### What is expected
Your answer should be the entries below, reproduced character for character.

══ Provided data

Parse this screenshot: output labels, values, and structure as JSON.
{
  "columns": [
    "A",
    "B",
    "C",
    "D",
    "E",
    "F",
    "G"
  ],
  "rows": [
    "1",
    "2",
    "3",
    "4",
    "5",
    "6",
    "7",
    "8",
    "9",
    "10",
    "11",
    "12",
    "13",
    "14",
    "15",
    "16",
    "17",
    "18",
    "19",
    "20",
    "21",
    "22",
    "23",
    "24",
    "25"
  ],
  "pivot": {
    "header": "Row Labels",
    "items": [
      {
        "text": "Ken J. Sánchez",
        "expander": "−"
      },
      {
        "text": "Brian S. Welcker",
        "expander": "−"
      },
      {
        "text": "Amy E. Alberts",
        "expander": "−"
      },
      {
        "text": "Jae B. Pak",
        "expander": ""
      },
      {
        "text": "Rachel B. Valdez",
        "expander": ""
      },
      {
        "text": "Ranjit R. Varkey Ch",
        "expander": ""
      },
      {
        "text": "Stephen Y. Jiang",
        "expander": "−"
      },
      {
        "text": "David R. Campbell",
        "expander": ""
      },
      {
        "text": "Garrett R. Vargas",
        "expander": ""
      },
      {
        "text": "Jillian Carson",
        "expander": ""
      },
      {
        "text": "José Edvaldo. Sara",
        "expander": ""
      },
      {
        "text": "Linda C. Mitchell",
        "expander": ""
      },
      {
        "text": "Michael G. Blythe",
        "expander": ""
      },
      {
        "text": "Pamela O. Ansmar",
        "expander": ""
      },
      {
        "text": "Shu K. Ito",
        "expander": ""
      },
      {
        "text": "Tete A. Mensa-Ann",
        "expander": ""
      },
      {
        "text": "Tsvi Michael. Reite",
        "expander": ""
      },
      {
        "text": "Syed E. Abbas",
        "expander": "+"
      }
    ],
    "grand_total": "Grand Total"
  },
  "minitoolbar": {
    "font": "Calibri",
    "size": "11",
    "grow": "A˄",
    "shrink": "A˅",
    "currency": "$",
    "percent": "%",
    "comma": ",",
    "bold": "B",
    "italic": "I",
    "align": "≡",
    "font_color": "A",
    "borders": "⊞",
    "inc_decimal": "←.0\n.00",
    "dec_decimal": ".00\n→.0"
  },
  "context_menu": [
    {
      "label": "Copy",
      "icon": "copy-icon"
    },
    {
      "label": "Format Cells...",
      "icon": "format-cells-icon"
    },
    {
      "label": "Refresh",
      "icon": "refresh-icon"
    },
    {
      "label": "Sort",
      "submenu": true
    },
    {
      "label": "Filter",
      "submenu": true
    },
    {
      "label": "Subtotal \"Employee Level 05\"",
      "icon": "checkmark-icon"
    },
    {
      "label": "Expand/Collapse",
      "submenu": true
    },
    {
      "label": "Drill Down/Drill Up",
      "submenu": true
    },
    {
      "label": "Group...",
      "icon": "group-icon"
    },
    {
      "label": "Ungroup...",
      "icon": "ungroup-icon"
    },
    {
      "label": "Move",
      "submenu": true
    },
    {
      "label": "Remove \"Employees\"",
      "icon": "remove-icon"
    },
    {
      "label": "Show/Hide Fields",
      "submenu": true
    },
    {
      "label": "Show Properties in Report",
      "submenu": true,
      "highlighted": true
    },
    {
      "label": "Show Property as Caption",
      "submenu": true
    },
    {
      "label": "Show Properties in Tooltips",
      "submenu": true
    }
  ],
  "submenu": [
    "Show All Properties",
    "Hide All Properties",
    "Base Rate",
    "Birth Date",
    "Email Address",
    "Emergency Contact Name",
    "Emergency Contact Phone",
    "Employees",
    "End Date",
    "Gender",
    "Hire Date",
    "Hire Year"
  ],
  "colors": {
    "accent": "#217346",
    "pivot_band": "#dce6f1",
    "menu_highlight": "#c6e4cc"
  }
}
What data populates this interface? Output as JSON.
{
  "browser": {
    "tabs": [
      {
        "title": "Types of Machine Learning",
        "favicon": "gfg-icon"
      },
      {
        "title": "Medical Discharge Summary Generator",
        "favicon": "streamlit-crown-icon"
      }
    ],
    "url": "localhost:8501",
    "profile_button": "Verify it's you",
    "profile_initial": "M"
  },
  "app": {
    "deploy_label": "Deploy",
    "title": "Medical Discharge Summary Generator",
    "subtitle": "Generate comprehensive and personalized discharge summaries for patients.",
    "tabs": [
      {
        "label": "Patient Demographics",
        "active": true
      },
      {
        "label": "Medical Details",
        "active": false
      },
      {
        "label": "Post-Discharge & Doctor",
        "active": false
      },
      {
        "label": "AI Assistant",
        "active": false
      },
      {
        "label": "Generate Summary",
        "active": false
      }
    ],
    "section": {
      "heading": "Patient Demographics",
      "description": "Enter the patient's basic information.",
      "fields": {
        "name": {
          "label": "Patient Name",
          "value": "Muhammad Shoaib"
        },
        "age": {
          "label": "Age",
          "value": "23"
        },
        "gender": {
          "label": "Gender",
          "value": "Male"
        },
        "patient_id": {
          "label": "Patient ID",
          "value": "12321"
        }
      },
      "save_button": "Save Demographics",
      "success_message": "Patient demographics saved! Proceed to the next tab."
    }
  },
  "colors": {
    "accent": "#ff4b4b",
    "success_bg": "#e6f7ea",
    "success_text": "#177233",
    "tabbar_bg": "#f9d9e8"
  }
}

════

### Solution for this exercise
Parse this screenshot: output labels, values, and structure as JSON.
{
  "columns": [
    "A",
    "B",
    "C",
    "D",
    "E",
    "F",
    "G"
  ],
  "rows": [
    "1",
    "2",
    "3",
    "4",
    "5",
    "6",
    "7",
    "8",
    "9",
    "10",
    "11",
    "12",
    "13",
    "14",
    "15",
    "16",
    "17",
    "18",
    "19",
    "20",
    "21",
    "22",
    "23",
    "24",
    "25"
  ],
  "pivot": {
    "header": "Row Labels",
    "items": [
      {
        "text": "Ken J. Sánchez",
        "expander": "−"
      },
      {
        "text": "Brian S. Welcker",
        "expander": "−"
      },
      {
        "text": "Amy E. Alberts",
        "expander": "−"
      },
      {
        "text": "Jae B. Pak",
        "expander": ""
      },
      {
        "text": "Rachel B. Valdez",
        "expander": ""
      },
      {
        "text": "Ranjit R. Varkey Ch",
        "expander": ""
      },
      {
        "text": "Stephen Y. Jiang",
        "expander": "−"
      },
      {
        "text": "David R. Campbell",
        "expander": ""
      },
      {
        "text": "Garrett R. Vargas",
        "expander": ""
      },
      {
        "text": "Jillian Carson",
        "expander": ""
      },
      {
        "text": "José Edvaldo. Sara",
        "expander": ""
      },
      {
        "text": "Linda C. Mitchell",
        "expander": ""
      },
      {
        "text": "Michael G. Blythe",
        "expander": ""
      },
      {
        "text": "Pamela O. Ansmar",
        "expander": ""
      },
      {
        "text": "Shu K. Ito",
        "expander": ""
      },
      {
        "text": "Tete A. Mensa-Ann",
        "expander": ""
      },
      {
        "text": "Tsvi Michael. Reite",
        "expander": ""
      },
      {
        "text": "Syed E. Abbas",
        "expander": "+"
      }
    ],
    "grand_total": "Grand Total"
  },
  "minitoolbar": {
    "font": "Calibri",
    "size": "11",
    "grow": "A˄",
    "shrink": "A˅",
    "currency": "$",
    "percent": "%",
    "comma": ",",
    "bold": "B",
    "italic": "I",
    "align": "≡",
    "font_color": "A",
    "borders": "⊞",
    "inc_decimal": "←.0\n.00",
    "dec_decimal": ".00\n→.0"
  },
  "context_menu": [
    {
      "label": "Copy",
      "icon": "copy-icon"
    },
    {
      "label": "Format Cells...",
      "icon": "format-cells-icon"
    },
    {
      "label": "Refresh",
      "icon": "refresh-icon"
    },
    {
      "label": "Sort",
      "submenu": true
    },
    {
      "label": "Filter",
      "submenu": true
    },
    {
      "label": "Subtotal \"Employee Level 05\"",
      "icon": "checkmark-icon"
    },
    {
      "label": "Expand/Collapse",
      "submenu": true
    },
    {
      "label": "Drill Down/Drill Up",
      "submenu": true
    },
    {
      "label": "Group...",
      "icon": "group-icon"
    },
    {
      "label": "Ungroup...",
      "icon": "ungroup-icon"
    },
    {
      "label": "Move",
      "submenu": true
    },
    {
      "label": "Remove \"Employees\"",
      "icon": "remove-icon"
    },
    {
      "label": "Show/Hide Fields",
      "submenu": true
    },
    {
      "label": "Show Properties in Report",
      "submenu": true,
      "highlighted": true
    },
    {
      "label": "Show Property as Caption",
      "submenu": true
    },
    {
      "label": "Show Properties in Tooltips",
      "submenu": true
    }
  ],
  "submenu": [
    "Show All Properties",
    "Hide All Properties",
    "Base Rate",
    "Birth Date",
    "Email Address",
    "Emergency Contact Name",
    "Emergency Contact Phone",
    "Employees",
    "End Date",
    "Gender",
    "Hire Date",
    "Hire Year"
  ],
  "colors": {
    "accent": "#217346",
    "pivot_band": "#dce6f1",
    "menu_highlight": "#c6e4cc"
  }
}
What data populates this interface? Output as JSON.
{
  "browser": {
    "tabs": [
      {
        "title": "Types of Machine Learning",
        "favicon": "gfg-icon"
      },
      {
        "title": "Medical Discharge Summary Generator",
        "favicon": "streamlit-crown-icon"
      }
    ],
    "url": "localhost:8501",
    "profile_button": "Verify it's you",
    "profile_initial": "M"
  },
  "app": {
    "deploy_label": "Deploy",
    "title": "Medical Discharge Summary Generator",
    "subtitle": "Generate comprehensive and personalized discharge summaries for patients.",
    "tabs": [
      {
        "label": "Patient Demographics",
        "active": true
      },
      {
        "label": "Medical Details",
        "active": false
      },
      {
        "label": "Post-Discharge & Doctor",
        "active": false
      },
      {
        "label": "AI Assistant",
        "active": false
      },
      {
        "label": "Generate Summary",
        "active": false
      }
    ],
    "section": {
      "heading": "Patient Demographics",
      "description": "Enter the patient's basic information.",
      "fields": {
        "name": {
          "label": "Patient Name",
          "value": "Muhammad Shoaib"
        },
        "age": {
          "label": "Age",
          "value": "23"
        },
        "gender": {
          "label": "Gender",
          "value": "Male"
        },
        "patient_id": {
          "label": "Patient ID",
          "value": "12321"
        }
      },
      "save_button": "Save Demographics",
      "success_message": "Patient demographics saved! Proceed to the next tab."
    }
  },
  "colors": {
    "accent": "#ff4b4b",
    "success_bg": "#e6f7ea",
    "success_text": "#177233",
    "tabbar_bg": "#f9d9e8"
  }
}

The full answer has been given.